* Stated goal
Copy every entry exactly as given, minus the images.

===== Supplied data =====

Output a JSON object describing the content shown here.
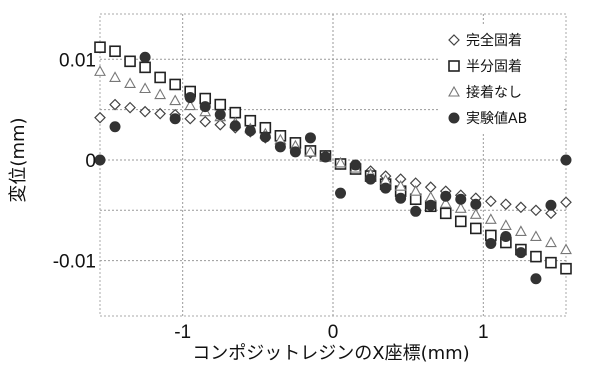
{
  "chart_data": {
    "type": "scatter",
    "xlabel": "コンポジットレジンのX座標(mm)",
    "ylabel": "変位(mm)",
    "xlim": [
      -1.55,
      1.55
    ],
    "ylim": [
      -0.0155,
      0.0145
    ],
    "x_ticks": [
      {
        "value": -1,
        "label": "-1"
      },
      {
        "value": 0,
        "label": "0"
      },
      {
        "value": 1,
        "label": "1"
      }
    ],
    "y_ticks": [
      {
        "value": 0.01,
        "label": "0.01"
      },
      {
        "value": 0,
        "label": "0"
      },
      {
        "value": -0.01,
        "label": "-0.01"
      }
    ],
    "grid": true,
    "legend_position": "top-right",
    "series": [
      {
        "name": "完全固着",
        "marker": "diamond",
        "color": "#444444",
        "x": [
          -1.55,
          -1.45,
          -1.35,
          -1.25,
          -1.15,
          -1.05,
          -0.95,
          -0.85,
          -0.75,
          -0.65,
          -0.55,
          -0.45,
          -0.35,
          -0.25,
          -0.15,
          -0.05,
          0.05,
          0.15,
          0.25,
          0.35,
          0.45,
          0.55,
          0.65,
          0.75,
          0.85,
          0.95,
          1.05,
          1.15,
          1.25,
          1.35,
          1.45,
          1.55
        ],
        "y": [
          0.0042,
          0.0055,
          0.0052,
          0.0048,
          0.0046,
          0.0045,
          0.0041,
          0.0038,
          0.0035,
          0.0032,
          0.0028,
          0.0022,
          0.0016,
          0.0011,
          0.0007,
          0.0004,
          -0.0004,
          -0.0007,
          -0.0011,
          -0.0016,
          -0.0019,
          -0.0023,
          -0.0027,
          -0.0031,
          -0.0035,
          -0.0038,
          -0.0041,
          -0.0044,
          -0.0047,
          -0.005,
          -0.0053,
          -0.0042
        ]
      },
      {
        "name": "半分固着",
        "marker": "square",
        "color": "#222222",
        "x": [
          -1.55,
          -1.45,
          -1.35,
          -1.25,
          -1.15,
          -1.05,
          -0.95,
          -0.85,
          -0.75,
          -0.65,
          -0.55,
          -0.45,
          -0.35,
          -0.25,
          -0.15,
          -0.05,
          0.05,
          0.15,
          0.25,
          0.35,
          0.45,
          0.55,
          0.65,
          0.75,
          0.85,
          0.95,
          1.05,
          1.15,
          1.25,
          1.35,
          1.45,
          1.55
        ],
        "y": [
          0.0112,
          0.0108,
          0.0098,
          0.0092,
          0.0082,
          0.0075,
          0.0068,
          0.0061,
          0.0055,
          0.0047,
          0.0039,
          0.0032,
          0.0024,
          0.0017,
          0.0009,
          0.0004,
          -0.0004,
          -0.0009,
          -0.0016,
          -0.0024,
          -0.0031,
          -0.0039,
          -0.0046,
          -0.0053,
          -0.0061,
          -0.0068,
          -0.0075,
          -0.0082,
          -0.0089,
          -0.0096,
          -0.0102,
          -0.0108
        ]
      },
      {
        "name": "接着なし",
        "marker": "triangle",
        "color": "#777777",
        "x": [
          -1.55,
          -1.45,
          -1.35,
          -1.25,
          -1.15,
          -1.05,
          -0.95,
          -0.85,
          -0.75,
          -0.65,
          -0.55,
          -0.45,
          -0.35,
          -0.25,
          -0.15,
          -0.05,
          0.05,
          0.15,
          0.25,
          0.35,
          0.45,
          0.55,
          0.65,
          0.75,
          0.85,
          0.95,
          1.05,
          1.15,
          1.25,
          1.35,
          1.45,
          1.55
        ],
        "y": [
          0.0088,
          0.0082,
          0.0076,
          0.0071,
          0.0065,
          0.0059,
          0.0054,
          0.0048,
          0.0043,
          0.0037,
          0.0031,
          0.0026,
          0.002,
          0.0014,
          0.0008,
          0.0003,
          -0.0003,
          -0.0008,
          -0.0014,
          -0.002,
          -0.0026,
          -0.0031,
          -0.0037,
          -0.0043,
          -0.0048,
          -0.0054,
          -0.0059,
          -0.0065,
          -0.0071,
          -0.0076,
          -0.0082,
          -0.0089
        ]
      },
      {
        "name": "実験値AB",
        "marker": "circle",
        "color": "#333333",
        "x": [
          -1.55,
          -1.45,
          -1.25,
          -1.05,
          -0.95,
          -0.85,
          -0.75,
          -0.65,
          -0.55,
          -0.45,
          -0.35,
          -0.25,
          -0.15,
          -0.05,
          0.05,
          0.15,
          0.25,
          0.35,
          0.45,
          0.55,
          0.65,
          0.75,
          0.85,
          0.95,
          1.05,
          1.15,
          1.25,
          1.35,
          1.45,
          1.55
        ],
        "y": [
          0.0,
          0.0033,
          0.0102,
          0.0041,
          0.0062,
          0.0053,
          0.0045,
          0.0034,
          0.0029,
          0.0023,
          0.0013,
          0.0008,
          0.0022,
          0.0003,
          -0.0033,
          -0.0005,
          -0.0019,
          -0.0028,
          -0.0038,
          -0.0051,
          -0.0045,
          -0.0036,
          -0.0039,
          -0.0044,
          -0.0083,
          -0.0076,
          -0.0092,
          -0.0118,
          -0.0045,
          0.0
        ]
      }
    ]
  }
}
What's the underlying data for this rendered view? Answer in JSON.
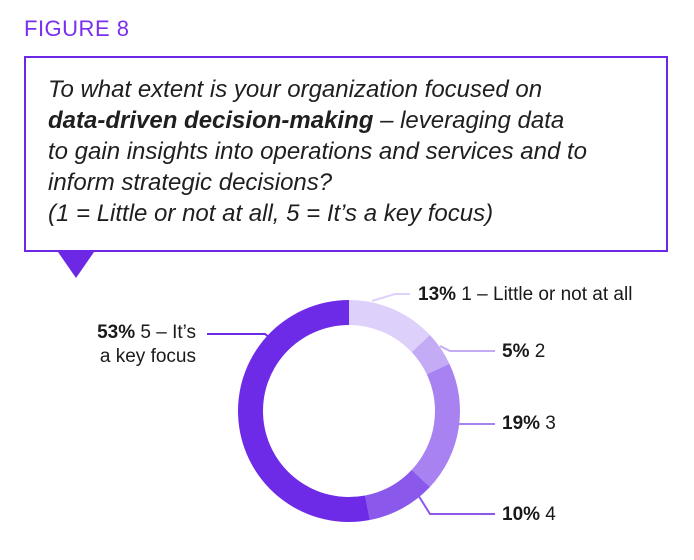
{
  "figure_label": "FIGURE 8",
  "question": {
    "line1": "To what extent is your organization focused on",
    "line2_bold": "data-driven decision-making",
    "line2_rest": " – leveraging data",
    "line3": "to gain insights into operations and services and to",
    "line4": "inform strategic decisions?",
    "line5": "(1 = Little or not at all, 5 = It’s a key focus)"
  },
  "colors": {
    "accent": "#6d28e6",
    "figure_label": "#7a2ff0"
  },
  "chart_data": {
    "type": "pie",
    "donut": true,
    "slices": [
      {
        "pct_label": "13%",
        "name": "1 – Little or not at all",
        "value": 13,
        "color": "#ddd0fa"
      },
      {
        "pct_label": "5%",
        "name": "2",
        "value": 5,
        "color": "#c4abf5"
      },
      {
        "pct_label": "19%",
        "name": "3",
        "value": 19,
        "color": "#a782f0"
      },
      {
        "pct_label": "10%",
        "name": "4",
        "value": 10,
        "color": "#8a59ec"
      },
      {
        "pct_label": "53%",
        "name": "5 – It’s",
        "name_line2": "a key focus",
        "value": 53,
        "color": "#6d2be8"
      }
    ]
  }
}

=====

* Exercise output
Output a JSON object describing the content shown here.
{
  "chart_data": {
    "type": "scatter",
    "xlabel": "コンポジットレジンのX座標(mm)",
    "ylabel": "変位(mm)",
    "xlim": [
      -1.55,
      1.55
    ],
    "ylim": [
      -0.0155,
      0.0145
    ],
    "x_ticks": [
      {
        "value": -1,
        "label": "-1"
      },
      {
        "value": 0,
        "label": "0"
      },
      {
        "value": 1,
        "label": "1"
      }
    ],
    "y_ticks": [
      {
        "value": 0.01,
        "label": "0.01"
      },
      {
        "value": 0,
        "label": "0"
      },
      {
        "value": -0.01,
        "label": "-0.01"
      }
    ],
    "grid": true,
    "legend_position": "top-right",
    "series": [
      {
        "name": "完全固着",
        "marker": "diamond",
        "color": "#444444",
        "x": [
          -1.55,
          -1.45,
          -1.35,
          -1.25,
          -1.15,
          -1.05,
          -0.95,
          -0.85,
          -0.75,
          -0.65,
          -0.55,
          -0.45,
          -0.35,
          -0.25,
          -0.15,
          -0.05,
          0.05,
          0.15,
          0.25,
          0.35,
          0.45,
          0.55,
          0.65,
          0.75,
          0.85,
          0.95,
          1.05,
          1.15,
          1.25,
          1.35,
          1.45,
          1.55
        ],
        "y": [
          0.0042,
          0.0055,
          0.0052,
          0.0048,
          0.0046,
          0.0045,
          0.0041,
          0.0038,
          0.0035,
          0.0032,
          0.0028,
          0.0022,
          0.0016,
          0.0011,
          0.0007,
          0.0004,
          -0.0004,
          -0.0007,
          -0.0011,
          -0.0016,
          -0.0019,
          -0.0023,
          -0.0027,
          -0.0031,
          -0.0035,
          -0.0038,
          -0.0041,
          -0.0044,
          -0.0047,
          -0.005,
          -0.0053,
          -0.0042
        ]
      },
      {
        "name": "半分固着",
        "marker": "square",
        "color": "#222222",
        "x": [
          -1.55,
          -1.45,
          -1.35,
          -1.25,
          -1.15,
          -1.05,
          -0.95,
          -0.85,
          -0.75,
          -0.65,
          -0.55,
          -0.45,
          -0.35,
          -0.25,
          -0.15,
          -0.05,
          0.05,
          0.15,
          0.25,
          0.35,
          0.45,
          0.55,
          0.65,
          0.75,
          0.85,
          0.95,
          1.05,
          1.15,
          1.25,
          1.35,
          1.45,
          1.55
        ],
        "y": [
          0.0112,
          0.0108,
          0.0098,
          0.0092,
          0.0082,
          0.0075,
          0.0068,
          0.0061,
          0.0055,
          0.0047,
          0.0039,
          0.0032,
          0.0024,
          0.0017,
          0.0009,
          0.0004,
          -0.0004,
          -0.0009,
          -0.0016,
          -0.0024,
          -0.0031,
          -0.0039,
          -0.0046,
          -0.0053,
          -0.0061,
          -0.0068,
          -0.0075,
          -0.0082,
          -0.0089,
          -0.0096,
          -0.0102,
          -0.0108
        ]
      },
      {
        "name": "接着なし",
        "marker": "triangle",
        "color": "#777777",
        "x": [
          -1.55,
          -1.45,
          -1.35,
          -1.25,
          -1.15,
          -1.05,
          -0.95,
          -0.85,
          -0.75,
          -0.65,
          -0.55,
          -0.45,
          -0.35,
          -0.25,
          -0.15,
          -0.05,
          0.05,
          0.15,
          0.25,
          0.35,
          0.45,
          0.55,
          0.65,
          0.75,
          0.85,
          0.95,
          1.05,
          1.15,
          1.25,
          1.35,
          1.45,
          1.55
        ],
        "y": [
          0.0088,
          0.0082,
          0.0076,
          0.0071,
          0.0065,
          0.0059,
          0.0054,
          0.0048,
          0.0043,
          0.0037,
          0.0031,
          0.0026,
          0.002,
          0.0014,
          0.0008,
          0.0003,
          -0.0003,
          -0.0008,
          -0.0014,
          -0.002,
          -0.0026,
          -0.0031,
          -0.0037,
          -0.0043,
          -0.0048,
          -0.0054,
          -0.0059,
          -0.0065,
          -0.0071,
          -0.0076,
          -0.0082,
          -0.0089
        ]
      },
      {
        "name": "実験値AB",
        "marker": "circle",
        "color": "#333333",
        "x": [
          -1.55,
          -1.45,
          -1.25,
          -1.05,
          -0.95,
          -0.85,
          -0.75,
          -0.65,
          -0.55,
          -0.45,
          -0.35,
          -0.25,
          -0.15,
          -0.05,
          0.05,
          0.15,
          0.25,
          0.35,
          0.45,
          0.55,
          0.65,
          0.75,
          0.85,
          0.95,
          1.05,
          1.15,
          1.25,
          1.35,
          1.45,
          1.55
        ],
        "y": [
          0.0,
          0.0033,
          0.0102,
          0.0041,
          0.0062,
          0.0053,
          0.0045,
          0.0034,
          0.0029,
          0.0023,
          0.0013,
          0.0008,
          0.0022,
          0.0003,
          -0.0033,
          -0.0005,
          -0.0019,
          -0.0028,
          -0.0038,
          -0.0051,
          -0.0045,
          -0.0036,
          -0.0039,
          -0.0044,
          -0.0083,
          -0.0076,
          -0.0092,
          -0.0118,
          -0.0045,
          0.0
        ]
      }
    ]
  }
}
What's the underlying data for this rendered view? Answer in JSON.
{
  "figure_label": "FIGURE 8",
  "question": {
    "line1": "To what extent is your organization focused on",
    "line2_bold": "data-driven decision-making",
    "line2_rest": " – leveraging data",
    "line3": "to gain insights into operations and services and to",
    "line4": "inform strategic decisions?",
    "line5": "(1 = Little or not at all, 5 = It’s a key focus)"
  },
  "colors": {
    "accent": "#6d28e6",
    "figure_label": "#7a2ff0"
  },
  "chart_data": {
    "type": "pie",
    "donut": true,
    "slices": [
      {
        "pct_label": "13%",
        "name": "1 – Little or not at all",
        "value": 13,
        "color": "#ddd0fa"
      },
      {
        "pct_label": "5%",
        "name": "2",
        "value": 5,
        "color": "#c4abf5"
      },
      {
        "pct_label": "19%",
        "name": "3",
        "value": 19,
        "color": "#a782f0"
      },
      {
        "pct_label": "10%",
        "name": "4",
        "value": 10,
        "color": "#8a59ec"
      },
      {
        "pct_label": "53%",
        "name": "5 – It’s",
        "name_line2": "a key focus",
        "value": 53,
        "color": "#6d2be8"
      }
    ]
  }
}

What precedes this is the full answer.